[What the task asks] Report every line from the material that contains the word "name".

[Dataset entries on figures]
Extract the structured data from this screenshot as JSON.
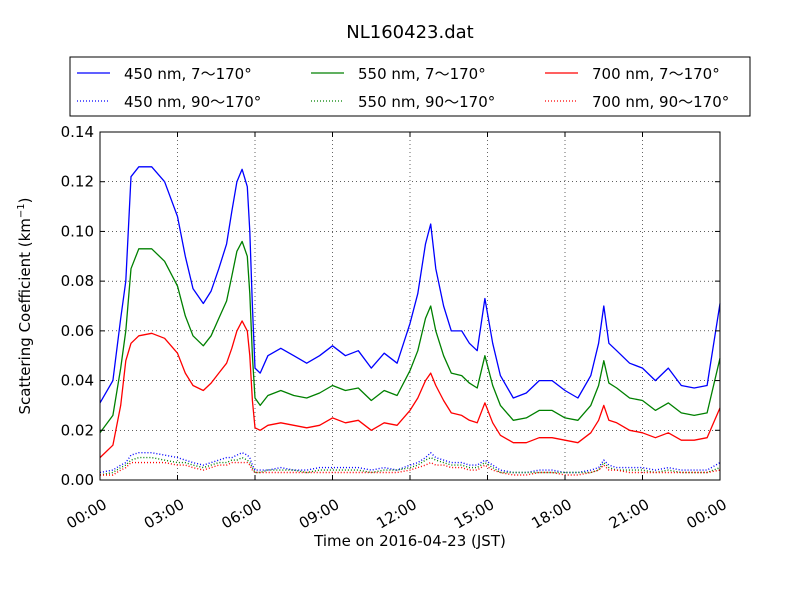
{
  "chart_data": {
    "type": "line",
    "title": "NL160423.dat",
    "xlabel": "Time on 2016-04-23 (JST)",
    "ylabel_main": "Scattering Coefficient (km",
    "ylabel_sup": "−1",
    "ylabel_close": ")",
    "xlim": [
      0,
      24
    ],
    "ylim": [
      0,
      0.14
    ],
    "grid": true,
    "legend_placement": "top-center",
    "x_ticks": [
      {
        "value": 0,
        "label": "00:00"
      },
      {
        "value": 3,
        "label": "03:00"
      },
      {
        "value": 6,
        "label": "06:00"
      },
      {
        "value": 9,
        "label": "09:00"
      },
      {
        "value": 12,
        "label": "12:00"
      },
      {
        "value": 15,
        "label": "15:00"
      },
      {
        "value": 18,
        "label": "18:00"
      },
      {
        "value": 21,
        "label": "21:00"
      },
      {
        "value": 24,
        "label": "00:00"
      }
    ],
    "y_ticks": [
      {
        "value": 0.0,
        "label": "0.00"
      },
      {
        "value": 0.02,
        "label": "0.02"
      },
      {
        "value": 0.04,
        "label": "0.04"
      },
      {
        "value": 0.06,
        "label": "0.06"
      },
      {
        "value": 0.08,
        "label": "0.08"
      },
      {
        "value": 0.1,
        "label": "0.10"
      },
      {
        "value": 0.12,
        "label": "0.12"
      },
      {
        "value": 0.14,
        "label": "0.14"
      }
    ],
    "x": [
      0,
      0.5,
      0.8,
      1.0,
      1.2,
      1.5,
      2.0,
      2.5,
      3.0,
      3.3,
      3.6,
      4.0,
      4.3,
      4.6,
      4.9,
      5.1,
      5.3,
      5.5,
      5.7,
      5.8,
      5.9,
      6.0,
      6.2,
      6.5,
      7.0,
      7.5,
      8.0,
      8.5,
      9.0,
      9.5,
      10.0,
      10.5,
      11.0,
      11.5,
      12.0,
      12.3,
      12.6,
      12.8,
      13.0,
      13.3,
      13.6,
      14.0,
      14.3,
      14.6,
      14.9,
      15.2,
      15.5,
      16.0,
      16.5,
      17.0,
      17.5,
      18.0,
      18.5,
      19.0,
      19.3,
      19.5,
      19.7,
      20.0,
      20.5,
      21.0,
      21.5,
      22.0,
      22.5,
      23.0,
      23.5,
      24.0
    ],
    "series": [
      {
        "name": "450 nm, 7～170°",
        "color": "#0000ff",
        "style": "solid",
        "values": [
          0.031,
          0.04,
          0.065,
          0.08,
          0.122,
          0.126,
          0.126,
          0.12,
          0.106,
          0.09,
          0.077,
          0.071,
          0.076,
          0.085,
          0.095,
          0.108,
          0.12,
          0.125,
          0.118,
          0.1,
          0.07,
          0.045,
          0.043,
          0.05,
          0.053,
          0.05,
          0.047,
          0.05,
          0.054,
          0.05,
          0.052,
          0.045,
          0.051,
          0.047,
          0.063,
          0.075,
          0.095,
          0.103,
          0.085,
          0.07,
          0.06,
          0.06,
          0.055,
          0.052,
          0.073,
          0.055,
          0.042,
          0.033,
          0.035,
          0.04,
          0.04,
          0.036,
          0.033,
          0.042,
          0.055,
          0.07,
          0.055,
          0.052,
          0.047,
          0.045,
          0.04,
          0.045,
          0.038,
          0.037,
          0.038,
          0.071
        ]
      },
      {
        "name": "550 nm, 7～170°",
        "color": "#008000",
        "style": "solid",
        "values": [
          0.019,
          0.026,
          0.045,
          0.06,
          0.085,
          0.093,
          0.093,
          0.088,
          0.078,
          0.066,
          0.058,
          0.054,
          0.058,
          0.065,
          0.072,
          0.082,
          0.092,
          0.096,
          0.09,
          0.075,
          0.05,
          0.033,
          0.03,
          0.034,
          0.036,
          0.034,
          0.033,
          0.035,
          0.038,
          0.036,
          0.037,
          0.032,
          0.036,
          0.034,
          0.044,
          0.052,
          0.065,
          0.07,
          0.06,
          0.05,
          0.043,
          0.042,
          0.039,
          0.037,
          0.05,
          0.038,
          0.03,
          0.024,
          0.025,
          0.028,
          0.028,
          0.025,
          0.024,
          0.03,
          0.038,
          0.048,
          0.039,
          0.037,
          0.033,
          0.032,
          0.028,
          0.031,
          0.027,
          0.026,
          0.027,
          0.049
        ]
      },
      {
        "name": "700 nm, 7～170°",
        "color": "#ff0000",
        "style": "solid",
        "values": [
          0.009,
          0.014,
          0.03,
          0.048,
          0.055,
          0.058,
          0.059,
          0.057,
          0.051,
          0.043,
          0.038,
          0.036,
          0.039,
          0.043,
          0.047,
          0.053,
          0.06,
          0.064,
          0.06,
          0.05,
          0.032,
          0.021,
          0.02,
          0.022,
          0.023,
          0.022,
          0.021,
          0.022,
          0.025,
          0.023,
          0.024,
          0.02,
          0.023,
          0.022,
          0.028,
          0.033,
          0.04,
          0.043,
          0.038,
          0.032,
          0.027,
          0.026,
          0.024,
          0.023,
          0.031,
          0.023,
          0.018,
          0.015,
          0.015,
          0.017,
          0.017,
          0.016,
          0.015,
          0.019,
          0.024,
          0.03,
          0.024,
          0.023,
          0.02,
          0.019,
          0.017,
          0.019,
          0.016,
          0.016,
          0.017,
          0.029
        ]
      },
      {
        "name": "450 nm, 90～170°",
        "color": "#0000ff",
        "style": "dotted",
        "values": [
          0.003,
          0.004,
          0.006,
          0.007,
          0.01,
          0.011,
          0.011,
          0.01,
          0.009,
          0.008,
          0.007,
          0.006,
          0.007,
          0.008,
          0.009,
          0.009,
          0.01,
          0.011,
          0.01,
          0.009,
          0.006,
          0.004,
          0.004,
          0.004,
          0.005,
          0.004,
          0.004,
          0.005,
          0.005,
          0.005,
          0.005,
          0.004,
          0.005,
          0.004,
          0.006,
          0.007,
          0.009,
          0.011,
          0.009,
          0.008,
          0.007,
          0.007,
          0.006,
          0.006,
          0.008,
          0.006,
          0.004,
          0.003,
          0.003,
          0.004,
          0.004,
          0.003,
          0.003,
          0.004,
          0.005,
          0.008,
          0.006,
          0.005,
          0.005,
          0.005,
          0.004,
          0.005,
          0.004,
          0.004,
          0.004,
          0.007
        ]
      },
      {
        "name": "550 nm, 90～170°",
        "color": "#008000",
        "style": "dotted",
        "values": [
          0.002,
          0.003,
          0.005,
          0.006,
          0.008,
          0.009,
          0.009,
          0.008,
          0.007,
          0.007,
          0.006,
          0.005,
          0.006,
          0.007,
          0.007,
          0.008,
          0.008,
          0.009,
          0.008,
          0.007,
          0.005,
          0.003,
          0.003,
          0.004,
          0.004,
          0.004,
          0.003,
          0.004,
          0.004,
          0.004,
          0.004,
          0.003,
          0.004,
          0.004,
          0.005,
          0.006,
          0.008,
          0.009,
          0.008,
          0.007,
          0.006,
          0.006,
          0.005,
          0.005,
          0.007,
          0.005,
          0.003,
          0.003,
          0.003,
          0.003,
          0.003,
          0.003,
          0.003,
          0.003,
          0.004,
          0.007,
          0.005,
          0.004,
          0.004,
          0.004,
          0.003,
          0.004,
          0.003,
          0.003,
          0.003,
          0.005
        ]
      },
      {
        "name": "700 nm, 90～170°",
        "color": "#ff0000",
        "style": "dotted",
        "values": [
          0.002,
          0.002,
          0.004,
          0.005,
          0.007,
          0.007,
          0.007,
          0.007,
          0.006,
          0.006,
          0.005,
          0.004,
          0.005,
          0.006,
          0.006,
          0.007,
          0.007,
          0.007,
          0.007,
          0.006,
          0.004,
          0.003,
          0.003,
          0.003,
          0.003,
          0.003,
          0.003,
          0.003,
          0.003,
          0.003,
          0.003,
          0.003,
          0.003,
          0.003,
          0.004,
          0.005,
          0.006,
          0.007,
          0.006,
          0.006,
          0.005,
          0.005,
          0.004,
          0.004,
          0.006,
          0.004,
          0.003,
          0.002,
          0.002,
          0.003,
          0.003,
          0.002,
          0.002,
          0.003,
          0.004,
          0.006,
          0.004,
          0.004,
          0.003,
          0.003,
          0.003,
          0.003,
          0.003,
          0.003,
          0.003,
          0.004
        ]
      }
    ]
  }
}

[The output]
        "name": "450 nm, 7～170°",
        "name": "550 nm, 7～170°",
        "name": "700 nm, 7～170°",
        "name": "450 nm, 90～170°",
        "name": "550 nm, 90～170°",
        "name": "700 nm, 90～170°",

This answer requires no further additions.